**Exercise task**
Filter the records below and copy every line containing the word "profunda".

[A block of data]

□ □ □ □ □

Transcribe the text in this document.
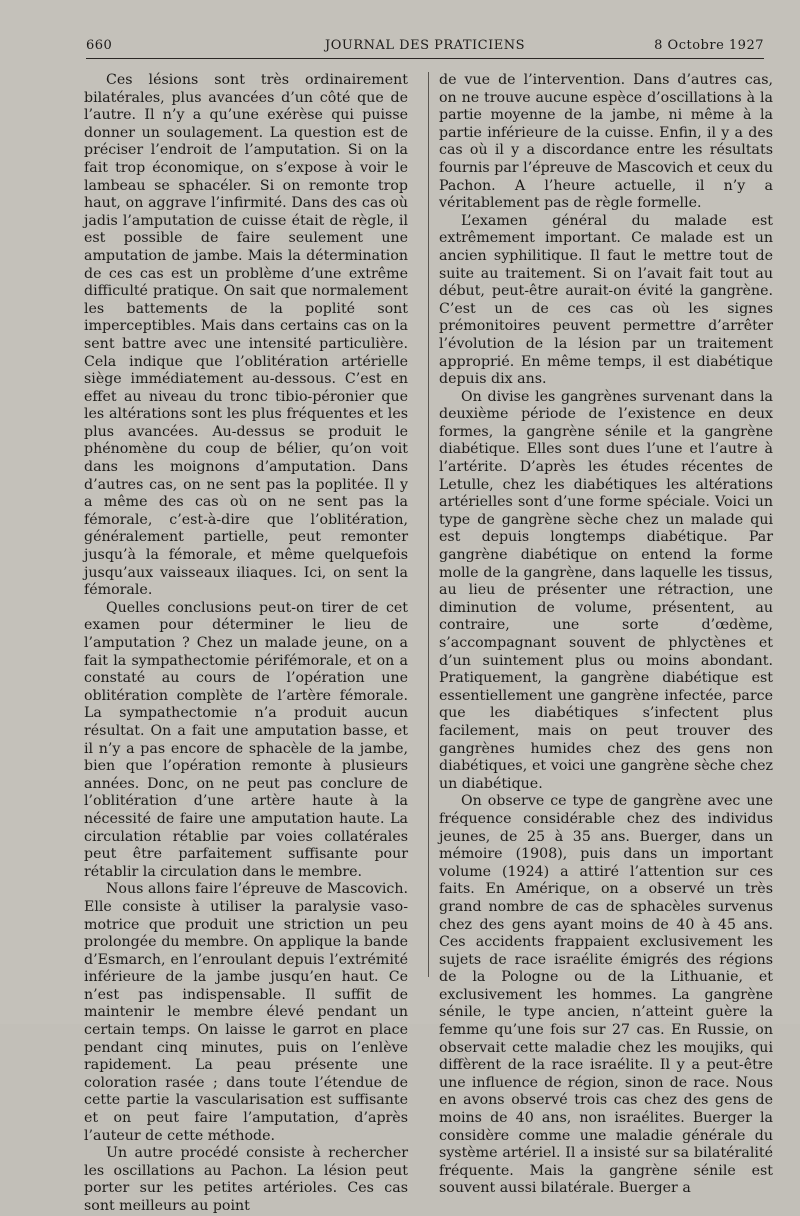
660	JOURNAL DES PRATICIENS	8 Octobre 1927

Ces lésions sont très ordinairement bilatérales, plus avancées d’un côté que de l’autre. Il n’y a qu’une exérèse qui puisse donner un soulagement. La question est de préciser l’endroit de l’amputation. Si on la fait trop économique, on s’expose à voir le lambeau se sphacéler. Si on remonte trop haut, on aggrave l’infirmité. Dans des cas où jadis l’amputation de cuisse était de règle, il est possible de faire seulement une amputation de jambe. Mais la détermination de ces cas est un problème d’une extrême difficulté pratique. On sait que normalement les battements de la poplité sont imperceptibles. Mais dans certains cas on la sent battre avec une intensité particulière. Cela indique que l’oblitération artérielle siège immédiatement au-dessous. C’est en effet au niveau du tronc tibio-péronier que les altérations sont les plus fréquentes et les plus avancées. Au-dessus se produit le phénomène du coup de bélier, qu’on voit dans les moignons d’amputation. Dans d’autres cas, on ne sent pas la poplitée. Il y a même des cas où on ne sent pas la fémorale, c’est-à-dire que l’oblitération, généralement partielle, peut remonter jusqu’à la fémorale, et même quelquefois jusqu’aux vaisseaux iliaques. Ici, on sent la fémorale.

Quelles conclusions peut-on tirer de cet examen pour déterminer le lieu de l’amputation ? Chez un malade jeune, on a fait la sympathectomie périfémorale, et on a constaté au cours de l’opération une oblitération complète de l’artère fémorale. La sympathectomie n’a produit aucun résultat. On a fait une amputation basse, et il n’y a pas encore de sphacèle de la jambe, bien que l’opération remonte à plusieurs années. Donc, on ne peut pas conclure de l’oblitération d’une artère haute à la nécessité de faire une amputation haute. La circulation rétablie par voies collatérales peut être parfaitement suffisante pour rétablir la circulation dans le membre.

Nous allons faire l’épreuve de Mascovich. Elle consiste à utiliser la paralysie vaso-motrice que produit une striction un peu prolongée du membre. On applique la bande d’Esmarch, en l’enroulant depuis l’extrémité inférieure de la jambe jusqu’en haut. Ce n’est pas indispensable. Il suffit de maintenir le membre élevé pendant un certain temps. On laisse le garrot en place pendant cinq minutes, puis on l’enlève rapidement. La peau présente une coloration rasée ; dans toute l’étendue de cette partie la vascularisation est suffisante et on peut faire l’amputation, d’après l’auteur de cette méthode.

Un autre procédé consiste à rechercher les oscillations au Pachon. La lésion peut porter sur les petites artérioles. Ces cas sont meilleurs au point

de vue de l’intervention. Dans d’autres cas, on ne trouve aucune espèce d’oscillations à la partie moyenne de la jambe, ni même à la partie inférieure de la cuisse. Enfin, il y a des cas où il y a discordance entre les résultats fournis par l’épreuve de Mascovich et ceux du Pachon. A l’heure actuelle, il n’y a véritablement pas de règle formelle.

L’examen général du malade est extrêmement important. Ce malade est un ancien syphilitique. Il faut le mettre tout de suite au traitement. Si on l’avait fait tout au début, peut-être aurait-on évité la gangrène. C’est un de ces cas où les signes prémonitoires peuvent permettre d’arrêter l’évolution de la lésion par un traitement approprié. En même temps, il est diabétique depuis dix ans.

On divise les gangrènes survenant dans la deuxième période de l’existence en deux formes, la gangrène sénile et la gangrène diabétique. Elles sont dues l’une et l’autre à l’artérite. D’après les études récentes de Letulle, chez les diabétiques les altérations artérielles sont d’une forme spéciale. Voici un type de gangrène sèche chez un malade qui est depuis longtemps diabétique. Par gangrène diabétique on entend la forme molle de la gangrène, dans laquelle les tissus, au lieu de présenter une rétraction, une diminution de volume, présentent, au contraire, une sorte d’œdème, s’accompagnant souvent de phlyctènes et d’un suintement plus ou moins abondant. Pratiquement, la gangrène diabétique est essentiellement une gangrène infectée, parce que les diabétiques s’infectent plus facilement, mais on peut trouver des gangrènes humides chez des gens non diabétiques, et voici une gangrène sèche chez un diabétique.

On observe ce type de gangrène avec une fréquence considérable chez des individus jeunes, de 25 à 35 ans. Buerger, dans un mémoire (1908), puis dans un important volume (1924) a attiré l’attention sur ces faits. En Amérique, on a observé un très grand nombre de cas de sphacèles survenus chez des gens ayant moins de 40 à 45 ans. Ces accidents frappaient exclusivement les sujets de race israélite émigrés des régions de la Pologne ou de la Lithuanie, et exclusivement les hommes. La gangrène sénile, le type ancien, n’atteint guère la femme qu’une fois sur 27 cas. En Russie, on observait cette maladie chez les moujiks, qui diffèrent de la race israélite. Il y a peut-être une influence de région, sinon de race. Nous en avons observé trois cas chez des gens de moins de 40 ans, non israélites. Buerger la considère comme une maladie générale du système artériel. Il a insisté sur sa bilatéralité fréquente. Mais la gangrène sénile est souvent aussi bilatérale. Buerger a
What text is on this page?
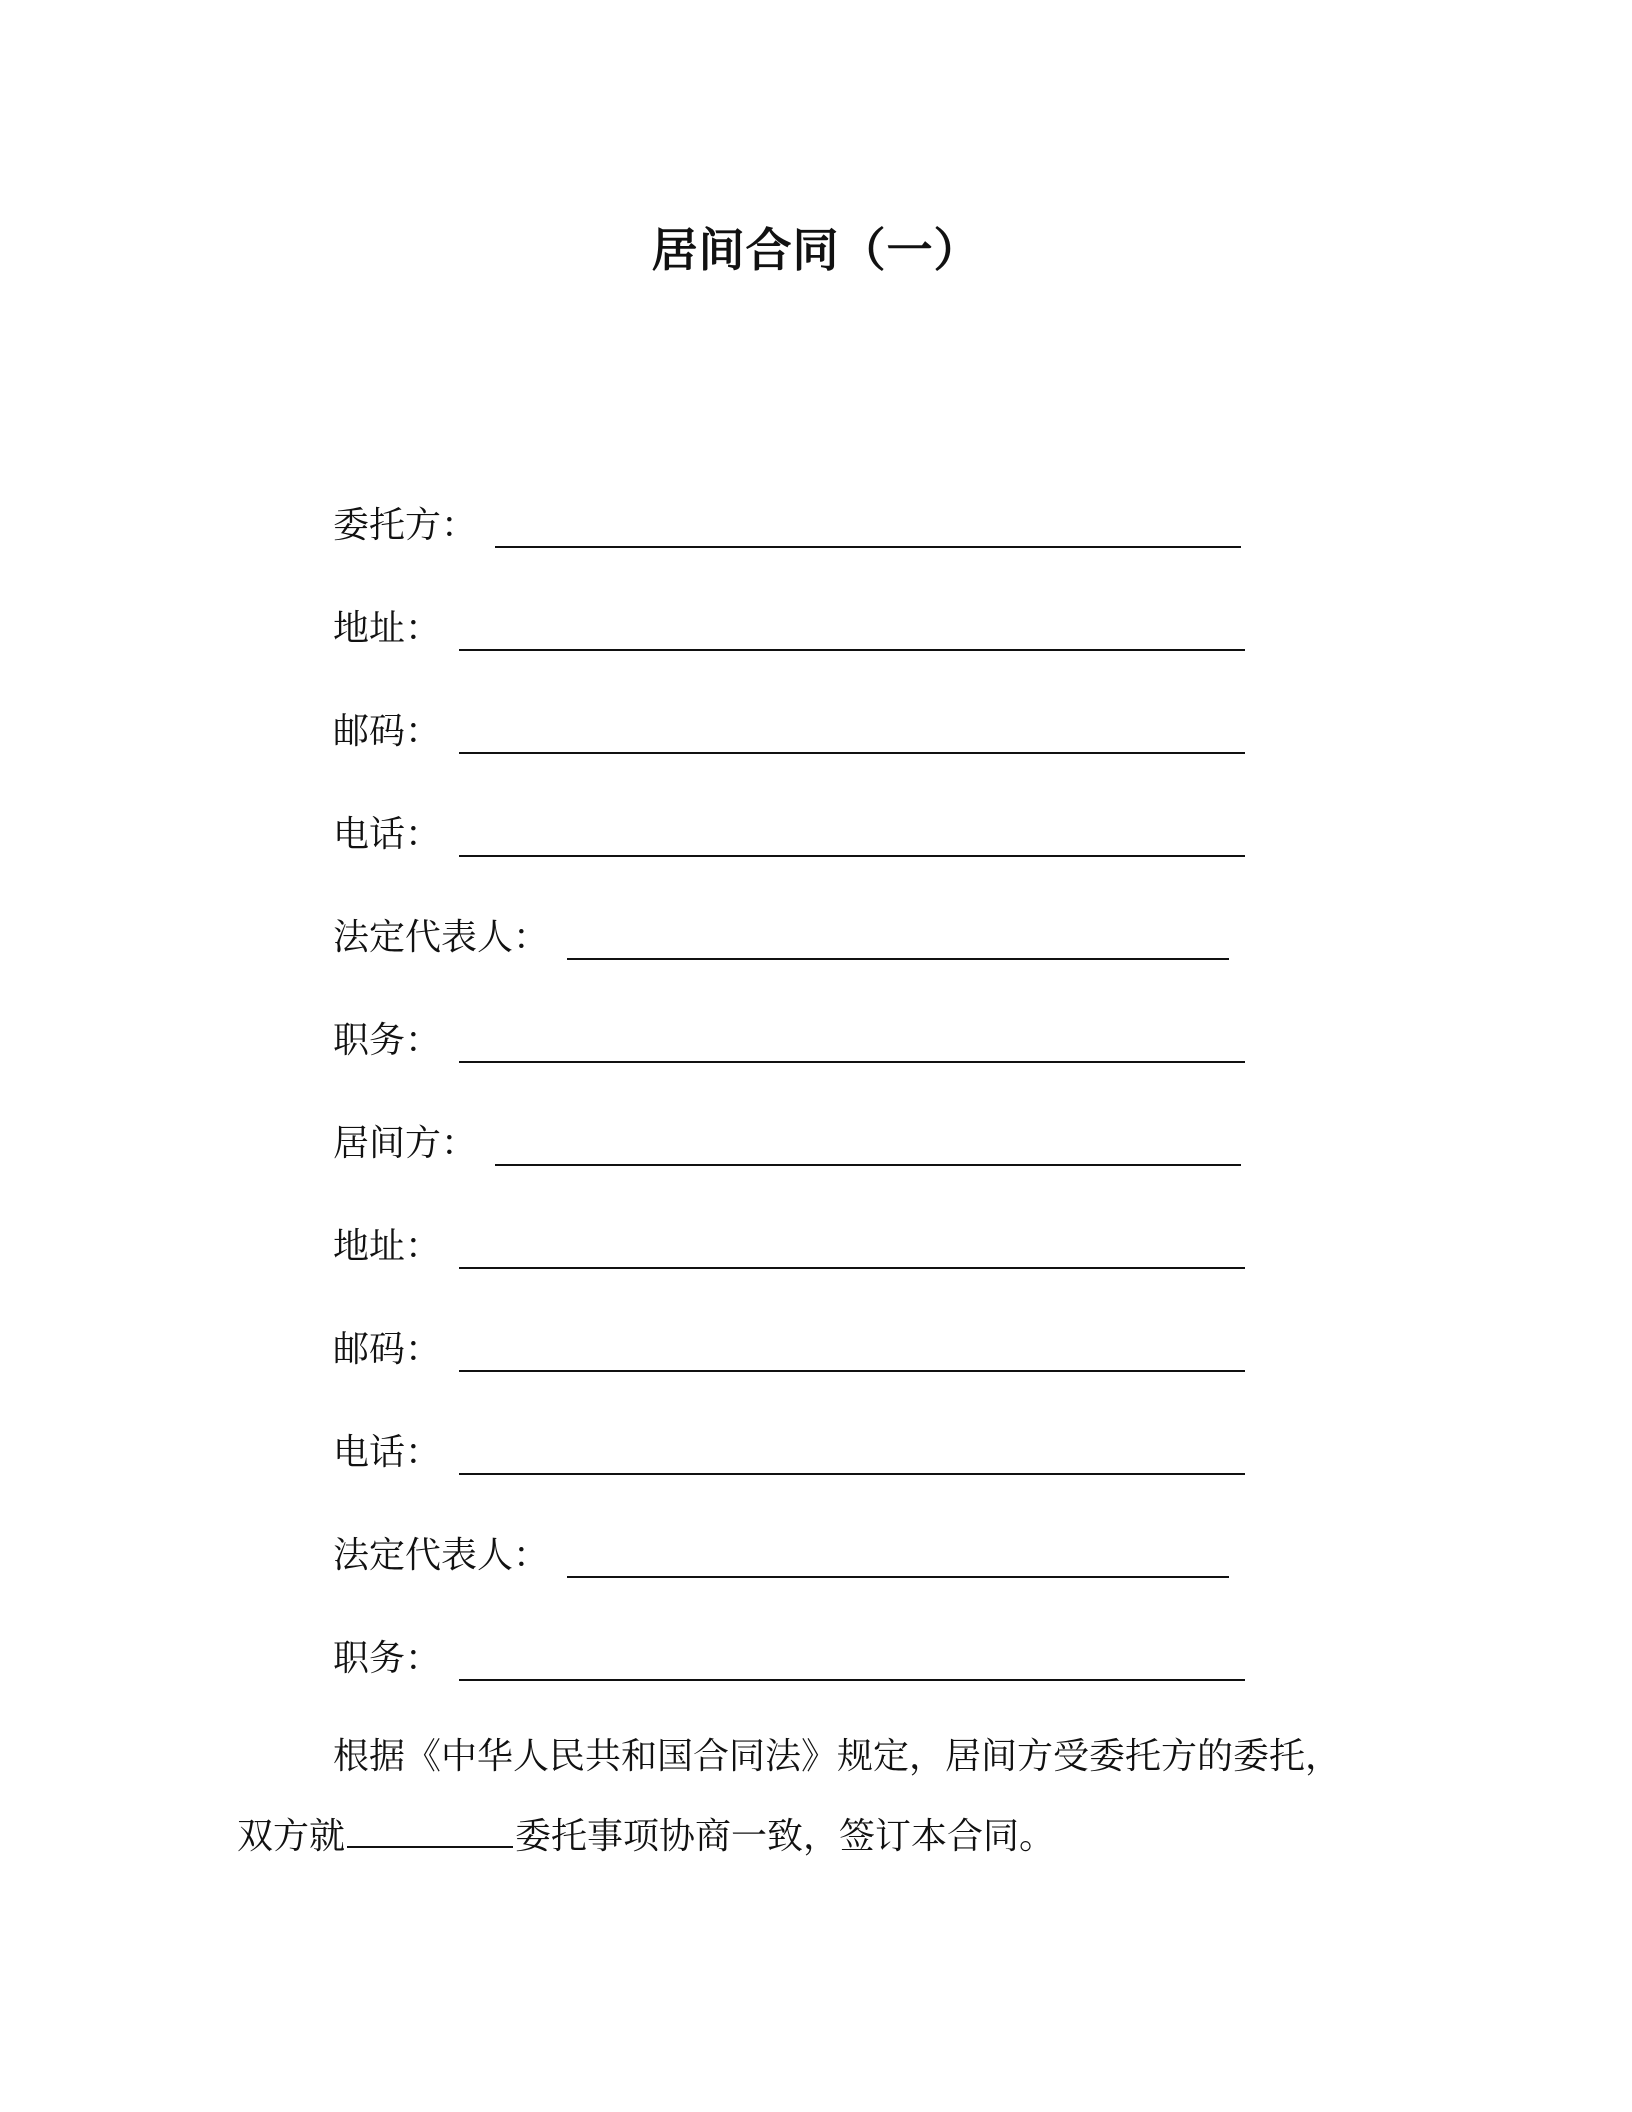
居间合同（一）
委托方：
地址：
邮码：
电话：
法定代表人：
职务：
居间方：
地址：
邮码：
电话：
法定代表人：
职务：
根据《中华人民共和国合同法》规定，居间方受委托方的委托，
双方就	委托事项协商一致，签订本合同。
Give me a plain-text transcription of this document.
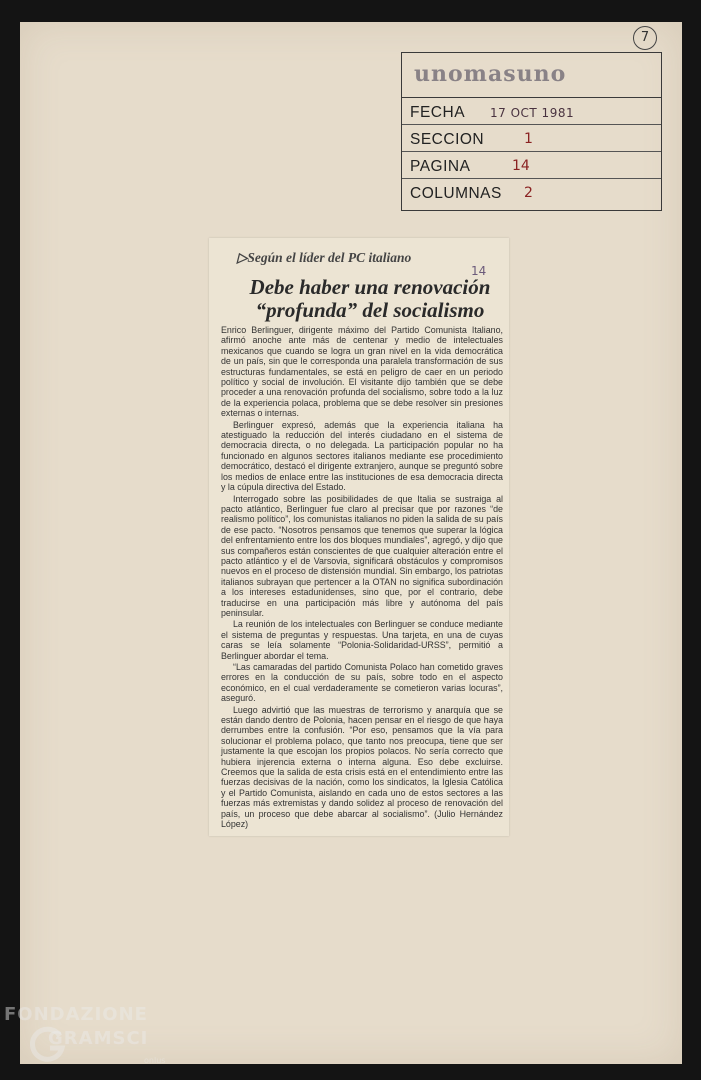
7
unomasuno
FECHA 17 OCT 1981
SECCION	1
PAGINA	14
COLUMNAS 2
▷Según el líder del PC italiano
14
Debe haber una renovación
“profunda” del socialismo

Enrico Berlinguer, dirigente máximo del Partido Comunista Italiano, afirmó anoche ante más de centenar y medio de intelectuales mexicanos que cuando se logra un gran nivel en la vida democrática de un país, sin que le corresponda una paralela transformación de sus estructuras fundamentales, se está en peligro de caer en un periodo político y social de involución. El visitante dijo también que se debe proceder a una renovación profunda del socialismo, sobre todo a la luz de la experiencia polaca, problema que se debe resolver sin presiones externas o internas.

Berlinguer expresó, además que la experiencia italiana ha atestiguado la reducción del interés ciudadano en el sistema de democracia directa, o no delegada. La participación popular no ha funcionado en algunos sectores italianos mediante ese procedimiento democrático, destacó el dirigente extranjero, aunque se preguntó sobre los medios de enlace entre las instituciones de esa democracia directa y la cúpula directiva del Estado.

Interrogado sobre las posibilidades de que Italia se sustraiga al pacto atlántico, Berlinguer fue claro al precisar que por razones “de realismo político”, los comunistas italianos no piden la salida de su país de ese pacto. “Nosotros pensamos que tenemos que superar la lógica del enfrentamiento entre los dos bloques mundiales”, agregó, y dijo que sus compañeros están conscientes de que cualquier alteración entre el pacto atlántico y el de Varsovia, significará obstáculos y compromisos nuevos en el proceso de distensión mundial. Sin embargo, los patriotas italianos subrayan que pertencer a la OTAN no significa subordinación a los intereses estadunidenses, sino que, por el contrario, debe traducirse en una participación más libre y autónoma del país peninsular.

La reunión de los intelectuales con Berlinguer se conduce mediante el sistema de preguntas y respuestas. Una tarjeta, en una de cuyas caras se leía solamente “Polonia-Solidaridad-URSS”, permitió a Berlinguer abordar el tema.

“Las camaradas del partido Comunista Polaco han cometido graves errores en la conducción de su país, sobre todo en el aspecto económico, en el cual verdaderamente se cometieron varias locuras”, aseguró.

Luego advirtió que las muestras de terrorismo y anarquía que se están dando dentro de Polonia, hacen pensar en el riesgo de que haya derrumbes entre la confusión. “Por eso, pensamos que la vía para solucionar el problema polaco, que tanto nos preocupa, tiene que ser justamente la que escojan los propios polacos. No sería correcto que hubiera injerencia externa o interna alguna. Eso debe excluirse. Creemos que la salida de esta crisis está en el entendimiento entre las fuerzas decisivas de la nación, como los sindicatos, la Iglesia Católica y el Partido Comunista, aislando en cada uno de estos sectores a las fuerzas más extremistas y dando solidez al proceso de renovación del país, un proceso que debe abarcar al socialismo”. (Julio Hernández López)

FONDAZIONE
GRAMSCI
onlus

□ □ □ □ □

**Output of the task**
“profunda” del socialismo
Enrico Berlinguer, dirigente máximo del Partido Comunista Italiano, afirmó anoche ante más de centenar y medio de intelectuales mexicanos que cuando se logra un gran nivel en la vida democrática de un país, sin que le corresponda una paralela transformación de sus estructuras fundamentales, se está en peligro de caer en un periodo político y social de involución. El visitante dijo también que se debe proceder a una renovación profunda del socialismo, sobre todo a la luz de la experiencia polaca, problema que se debe resolver sin presiones externas o internas.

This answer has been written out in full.